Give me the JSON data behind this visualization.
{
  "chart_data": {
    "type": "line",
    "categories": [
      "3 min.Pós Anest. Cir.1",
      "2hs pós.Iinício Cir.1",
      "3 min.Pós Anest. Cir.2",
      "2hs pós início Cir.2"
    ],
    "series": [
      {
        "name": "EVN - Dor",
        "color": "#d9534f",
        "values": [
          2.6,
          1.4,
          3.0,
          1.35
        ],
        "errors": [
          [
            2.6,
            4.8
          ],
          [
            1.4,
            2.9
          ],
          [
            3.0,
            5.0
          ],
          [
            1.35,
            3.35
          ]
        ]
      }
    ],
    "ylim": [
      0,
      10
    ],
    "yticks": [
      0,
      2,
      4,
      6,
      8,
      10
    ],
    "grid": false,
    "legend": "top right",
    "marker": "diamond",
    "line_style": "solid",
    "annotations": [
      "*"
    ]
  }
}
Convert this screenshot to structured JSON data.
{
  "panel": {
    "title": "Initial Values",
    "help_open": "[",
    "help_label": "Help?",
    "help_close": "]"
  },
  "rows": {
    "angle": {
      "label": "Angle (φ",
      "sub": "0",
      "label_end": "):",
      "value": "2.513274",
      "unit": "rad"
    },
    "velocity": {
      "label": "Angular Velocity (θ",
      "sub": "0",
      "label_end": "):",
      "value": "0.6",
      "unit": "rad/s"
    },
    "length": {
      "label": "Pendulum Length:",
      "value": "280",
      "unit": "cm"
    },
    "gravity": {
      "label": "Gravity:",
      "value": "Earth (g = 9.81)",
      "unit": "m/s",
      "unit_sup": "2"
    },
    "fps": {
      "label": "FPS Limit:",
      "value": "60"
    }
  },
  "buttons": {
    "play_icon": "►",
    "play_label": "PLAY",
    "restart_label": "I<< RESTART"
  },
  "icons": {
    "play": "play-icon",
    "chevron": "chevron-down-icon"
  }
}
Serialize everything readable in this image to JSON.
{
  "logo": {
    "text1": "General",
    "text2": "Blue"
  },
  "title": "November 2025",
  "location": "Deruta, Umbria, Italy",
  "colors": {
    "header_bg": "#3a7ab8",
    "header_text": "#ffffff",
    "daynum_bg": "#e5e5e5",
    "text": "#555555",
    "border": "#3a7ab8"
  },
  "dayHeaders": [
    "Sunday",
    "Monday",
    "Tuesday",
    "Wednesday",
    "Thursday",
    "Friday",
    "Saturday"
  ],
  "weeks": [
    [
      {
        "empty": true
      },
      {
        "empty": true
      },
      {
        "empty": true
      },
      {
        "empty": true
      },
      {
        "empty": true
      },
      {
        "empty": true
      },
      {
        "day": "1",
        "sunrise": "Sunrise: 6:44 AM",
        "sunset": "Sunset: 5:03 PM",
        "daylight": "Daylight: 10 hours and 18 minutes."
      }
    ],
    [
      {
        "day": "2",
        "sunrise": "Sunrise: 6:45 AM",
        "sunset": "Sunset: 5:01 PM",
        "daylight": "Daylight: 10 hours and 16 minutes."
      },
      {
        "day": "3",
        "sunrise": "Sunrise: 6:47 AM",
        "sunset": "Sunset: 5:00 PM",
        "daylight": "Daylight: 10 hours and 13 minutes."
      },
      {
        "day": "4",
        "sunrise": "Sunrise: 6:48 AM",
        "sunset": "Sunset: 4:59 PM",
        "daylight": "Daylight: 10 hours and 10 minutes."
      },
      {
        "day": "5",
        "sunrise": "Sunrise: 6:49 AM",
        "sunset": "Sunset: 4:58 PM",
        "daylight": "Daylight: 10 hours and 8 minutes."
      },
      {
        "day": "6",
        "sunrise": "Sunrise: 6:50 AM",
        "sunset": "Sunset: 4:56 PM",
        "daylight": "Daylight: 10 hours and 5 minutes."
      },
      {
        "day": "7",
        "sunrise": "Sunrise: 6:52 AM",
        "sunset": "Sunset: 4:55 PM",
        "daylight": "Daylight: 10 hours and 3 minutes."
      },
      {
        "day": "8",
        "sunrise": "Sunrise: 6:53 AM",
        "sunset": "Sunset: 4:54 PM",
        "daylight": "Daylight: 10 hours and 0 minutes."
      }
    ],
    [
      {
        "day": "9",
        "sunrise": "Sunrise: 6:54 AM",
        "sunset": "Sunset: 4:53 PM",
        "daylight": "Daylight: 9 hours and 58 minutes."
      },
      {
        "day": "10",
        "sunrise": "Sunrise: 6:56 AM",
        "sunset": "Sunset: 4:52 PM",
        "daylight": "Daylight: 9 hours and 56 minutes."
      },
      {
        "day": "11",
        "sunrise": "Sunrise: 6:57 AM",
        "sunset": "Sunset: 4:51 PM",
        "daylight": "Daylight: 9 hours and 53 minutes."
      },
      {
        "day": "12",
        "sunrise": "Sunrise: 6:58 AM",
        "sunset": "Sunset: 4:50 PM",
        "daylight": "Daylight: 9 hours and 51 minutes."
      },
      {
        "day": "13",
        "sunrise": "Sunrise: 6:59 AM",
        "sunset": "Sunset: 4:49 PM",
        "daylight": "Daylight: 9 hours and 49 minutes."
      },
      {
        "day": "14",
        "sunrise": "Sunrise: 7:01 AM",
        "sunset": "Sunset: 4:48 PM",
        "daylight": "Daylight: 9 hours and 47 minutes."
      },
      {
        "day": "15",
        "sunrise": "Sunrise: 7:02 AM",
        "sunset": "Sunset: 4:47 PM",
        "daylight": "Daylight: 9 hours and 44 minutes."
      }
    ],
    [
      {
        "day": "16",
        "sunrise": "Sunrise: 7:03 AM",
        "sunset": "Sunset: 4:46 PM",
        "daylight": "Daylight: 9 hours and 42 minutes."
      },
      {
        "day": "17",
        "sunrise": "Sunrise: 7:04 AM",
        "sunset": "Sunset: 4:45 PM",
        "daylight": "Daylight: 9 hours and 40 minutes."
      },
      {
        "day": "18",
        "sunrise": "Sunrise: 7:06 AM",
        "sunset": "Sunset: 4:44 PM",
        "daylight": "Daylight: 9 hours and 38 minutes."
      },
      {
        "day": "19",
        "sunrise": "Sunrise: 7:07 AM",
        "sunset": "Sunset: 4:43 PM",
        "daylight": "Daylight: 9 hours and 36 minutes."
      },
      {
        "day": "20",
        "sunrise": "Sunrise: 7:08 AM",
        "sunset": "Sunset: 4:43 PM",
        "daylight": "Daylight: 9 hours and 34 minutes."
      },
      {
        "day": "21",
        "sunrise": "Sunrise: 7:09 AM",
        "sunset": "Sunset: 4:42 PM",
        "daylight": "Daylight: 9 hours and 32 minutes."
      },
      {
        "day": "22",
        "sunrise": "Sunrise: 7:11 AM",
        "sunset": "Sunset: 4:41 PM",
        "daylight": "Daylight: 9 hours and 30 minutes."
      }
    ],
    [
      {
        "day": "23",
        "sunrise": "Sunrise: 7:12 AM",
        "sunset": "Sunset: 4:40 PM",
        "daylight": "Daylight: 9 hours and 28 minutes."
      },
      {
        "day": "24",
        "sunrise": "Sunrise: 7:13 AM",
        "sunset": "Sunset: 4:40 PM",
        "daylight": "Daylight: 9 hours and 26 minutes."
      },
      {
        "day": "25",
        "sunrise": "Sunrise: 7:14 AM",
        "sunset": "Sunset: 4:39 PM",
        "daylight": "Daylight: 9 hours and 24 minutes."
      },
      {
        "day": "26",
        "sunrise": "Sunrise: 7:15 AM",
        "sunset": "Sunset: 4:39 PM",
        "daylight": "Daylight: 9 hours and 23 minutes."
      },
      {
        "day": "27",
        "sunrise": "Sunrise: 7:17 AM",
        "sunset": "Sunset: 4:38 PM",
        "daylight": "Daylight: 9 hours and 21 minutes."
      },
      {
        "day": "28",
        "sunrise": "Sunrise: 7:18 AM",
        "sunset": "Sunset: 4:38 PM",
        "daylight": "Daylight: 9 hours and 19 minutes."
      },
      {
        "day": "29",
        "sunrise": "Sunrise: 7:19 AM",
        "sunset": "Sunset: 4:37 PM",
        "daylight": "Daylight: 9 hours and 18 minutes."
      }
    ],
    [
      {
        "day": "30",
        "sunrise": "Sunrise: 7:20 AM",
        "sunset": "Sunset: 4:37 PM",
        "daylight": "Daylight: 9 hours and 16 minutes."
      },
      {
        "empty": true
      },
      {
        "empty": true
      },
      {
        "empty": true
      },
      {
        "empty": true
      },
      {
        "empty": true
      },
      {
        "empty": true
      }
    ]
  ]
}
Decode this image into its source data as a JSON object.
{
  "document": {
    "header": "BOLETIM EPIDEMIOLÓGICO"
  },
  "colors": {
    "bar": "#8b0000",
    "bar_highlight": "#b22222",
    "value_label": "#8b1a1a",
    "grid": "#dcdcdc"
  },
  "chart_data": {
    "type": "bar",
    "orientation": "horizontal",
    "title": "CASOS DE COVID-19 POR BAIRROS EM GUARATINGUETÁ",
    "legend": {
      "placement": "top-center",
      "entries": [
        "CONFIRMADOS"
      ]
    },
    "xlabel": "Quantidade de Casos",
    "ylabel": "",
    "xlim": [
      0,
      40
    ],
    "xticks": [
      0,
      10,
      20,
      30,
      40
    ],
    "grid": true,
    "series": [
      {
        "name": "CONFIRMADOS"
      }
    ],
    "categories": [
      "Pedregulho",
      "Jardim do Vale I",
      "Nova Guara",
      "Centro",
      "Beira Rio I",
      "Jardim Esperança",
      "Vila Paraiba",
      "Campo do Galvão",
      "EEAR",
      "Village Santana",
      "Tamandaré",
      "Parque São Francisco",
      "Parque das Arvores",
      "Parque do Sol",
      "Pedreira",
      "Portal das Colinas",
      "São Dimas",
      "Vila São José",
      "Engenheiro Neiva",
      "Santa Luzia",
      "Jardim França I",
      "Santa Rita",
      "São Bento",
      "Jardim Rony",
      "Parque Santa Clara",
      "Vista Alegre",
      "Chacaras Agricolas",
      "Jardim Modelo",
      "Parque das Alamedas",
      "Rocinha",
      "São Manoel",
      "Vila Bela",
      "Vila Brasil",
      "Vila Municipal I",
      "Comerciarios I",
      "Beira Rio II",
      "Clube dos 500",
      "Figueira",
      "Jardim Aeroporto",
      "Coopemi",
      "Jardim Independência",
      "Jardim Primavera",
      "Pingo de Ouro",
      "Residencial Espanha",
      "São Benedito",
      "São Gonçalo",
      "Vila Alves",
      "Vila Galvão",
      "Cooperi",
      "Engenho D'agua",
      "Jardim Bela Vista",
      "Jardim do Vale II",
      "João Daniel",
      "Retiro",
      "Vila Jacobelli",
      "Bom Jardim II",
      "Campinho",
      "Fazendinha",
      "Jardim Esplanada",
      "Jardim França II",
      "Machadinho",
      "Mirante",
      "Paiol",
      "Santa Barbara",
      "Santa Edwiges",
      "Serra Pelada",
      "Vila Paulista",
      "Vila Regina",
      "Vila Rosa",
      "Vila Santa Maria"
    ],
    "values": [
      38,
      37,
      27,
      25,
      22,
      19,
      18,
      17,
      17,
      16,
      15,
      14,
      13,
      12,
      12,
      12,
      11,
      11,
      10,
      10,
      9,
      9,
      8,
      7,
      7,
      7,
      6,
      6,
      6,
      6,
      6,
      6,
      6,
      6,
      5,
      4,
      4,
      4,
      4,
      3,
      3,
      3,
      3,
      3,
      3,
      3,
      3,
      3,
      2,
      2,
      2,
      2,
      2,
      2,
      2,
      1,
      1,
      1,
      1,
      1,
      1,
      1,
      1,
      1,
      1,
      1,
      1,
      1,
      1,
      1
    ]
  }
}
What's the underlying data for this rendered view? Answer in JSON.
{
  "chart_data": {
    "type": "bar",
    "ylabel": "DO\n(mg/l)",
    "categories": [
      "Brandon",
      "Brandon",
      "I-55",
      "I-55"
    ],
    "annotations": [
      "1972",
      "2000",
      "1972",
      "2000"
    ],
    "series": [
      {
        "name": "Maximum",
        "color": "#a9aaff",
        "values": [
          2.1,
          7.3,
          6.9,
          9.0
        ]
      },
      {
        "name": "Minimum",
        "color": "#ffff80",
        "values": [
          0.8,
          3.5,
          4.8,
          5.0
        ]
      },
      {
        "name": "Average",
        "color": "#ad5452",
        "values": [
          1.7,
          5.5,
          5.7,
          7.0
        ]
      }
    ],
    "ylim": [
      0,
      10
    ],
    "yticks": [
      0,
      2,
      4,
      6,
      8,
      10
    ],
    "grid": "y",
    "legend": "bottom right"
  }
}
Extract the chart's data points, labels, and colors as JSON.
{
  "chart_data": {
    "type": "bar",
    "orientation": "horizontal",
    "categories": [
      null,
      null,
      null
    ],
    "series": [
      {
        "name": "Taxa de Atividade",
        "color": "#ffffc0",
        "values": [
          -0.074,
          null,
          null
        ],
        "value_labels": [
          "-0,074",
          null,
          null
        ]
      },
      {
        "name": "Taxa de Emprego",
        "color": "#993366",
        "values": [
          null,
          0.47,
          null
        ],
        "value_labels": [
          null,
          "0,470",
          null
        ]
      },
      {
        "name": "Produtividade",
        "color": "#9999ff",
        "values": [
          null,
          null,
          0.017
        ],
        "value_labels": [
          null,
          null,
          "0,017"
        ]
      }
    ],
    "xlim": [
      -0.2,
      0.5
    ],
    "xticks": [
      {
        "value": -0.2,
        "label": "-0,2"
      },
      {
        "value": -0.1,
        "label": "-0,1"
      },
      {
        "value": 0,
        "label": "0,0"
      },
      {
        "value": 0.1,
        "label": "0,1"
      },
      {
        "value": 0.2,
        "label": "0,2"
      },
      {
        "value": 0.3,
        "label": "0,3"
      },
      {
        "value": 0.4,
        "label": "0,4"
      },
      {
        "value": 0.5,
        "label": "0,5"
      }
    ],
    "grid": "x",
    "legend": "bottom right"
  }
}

### Given problem
Take every line from the data above that holds "Parque" and copy it out.

### Final result
      "Parque São Francisco",
      "Parque das Arvores",
      "Parque do Sol",
      "Parque Santa Clara",
      "Parque das Alamedas",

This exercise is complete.